● **Goal of the exercise**
Go through the data below and copy it exactly, skipping every picture.

=======

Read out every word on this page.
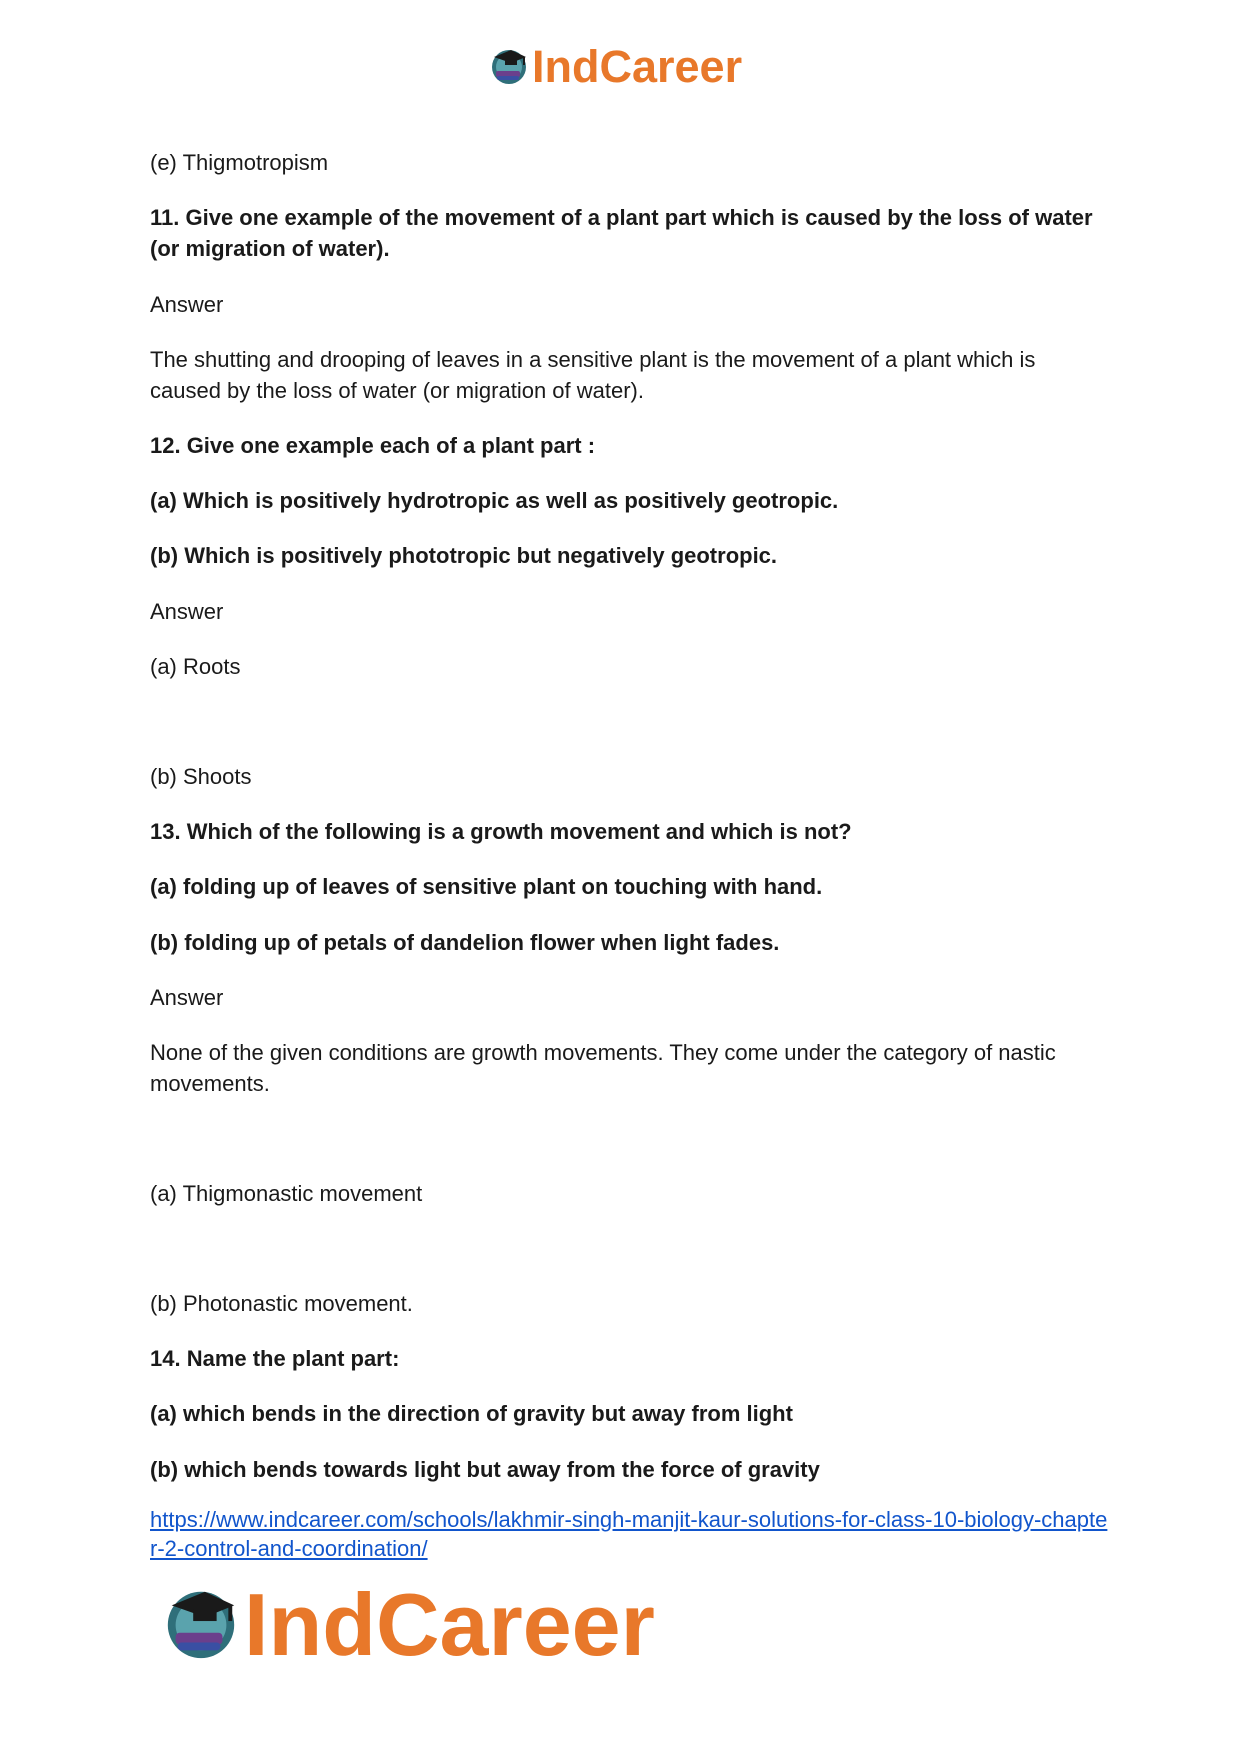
IndCareer
(e) Thigmotropism
11. Give one example of the movement of a plant part which is caused by the loss of water (or migration of water).
Answer
The shutting and drooping of leaves in a sensitive plant is the movement of a plant which is caused by the loss of water (or migration of water).
12. Give one example each of a plant part :
(a) Which is positively hydrotropic as well as positively geotropic.
(b) Which is positively phototropic but negatively geotropic.
Answer
(a) Roots
(b) Shoots
13. Which of the following is a growth movement and which is not?
(a) folding up of leaves of sensitive plant on touching with hand.
(b) folding up of petals of dandelion flower when light fades.
Answer
None of the given conditions are growth movements. They come under the category of nastic movements.
(a) Thigmonastic movement
(b) Photonastic movement.
14. Name the plant part:
(a) which bends in the direction of gravity but away from light
(b) which bends towards light but away from the force of gravity
https://www.indcareer.com/schools/lakhmir-singh-manjit-kaur-solutions-for-class-10-biology-chapter-2-control-and-coordination/
IndCareer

=======

● **Output**
Read out every word on this page.
IndCareer
(e) Thigmotropism
11. Give one example of the movement of a plant part which is caused by the loss of water (or migration of water).
Answer
The shutting and drooping of leaves in a sensitive plant is the movement of a plant which is caused by the loss of water (or migration of water).
12. Give one example each of a plant part :
(a) Which is positively hydrotropic as well as positively geotropic.
(b) Which is positively phototropic but negatively geotropic.
Answer
(a) Roots
(b) Shoots
13. Which of the following is a growth movement and which is not?
(a) folding up of leaves of sensitive plant on touching with hand.
(b) folding up of petals of dandelion flower when light fades.
Answer
None of the given conditions are growth movements. They come under the category of nastic movements.
(a) Thigmonastic movement
(b) Photonastic movement.
14. Name the plant part:
(a) which bends in the direction of gravity but away from light
(b) which bends towards light but away from the force of gravity
https://www.indcareer.com/schools/lakhmir-singh-manjit-kaur-solutions-for-class-10-biology-chapter-2-control-and-coordination/
IndCareer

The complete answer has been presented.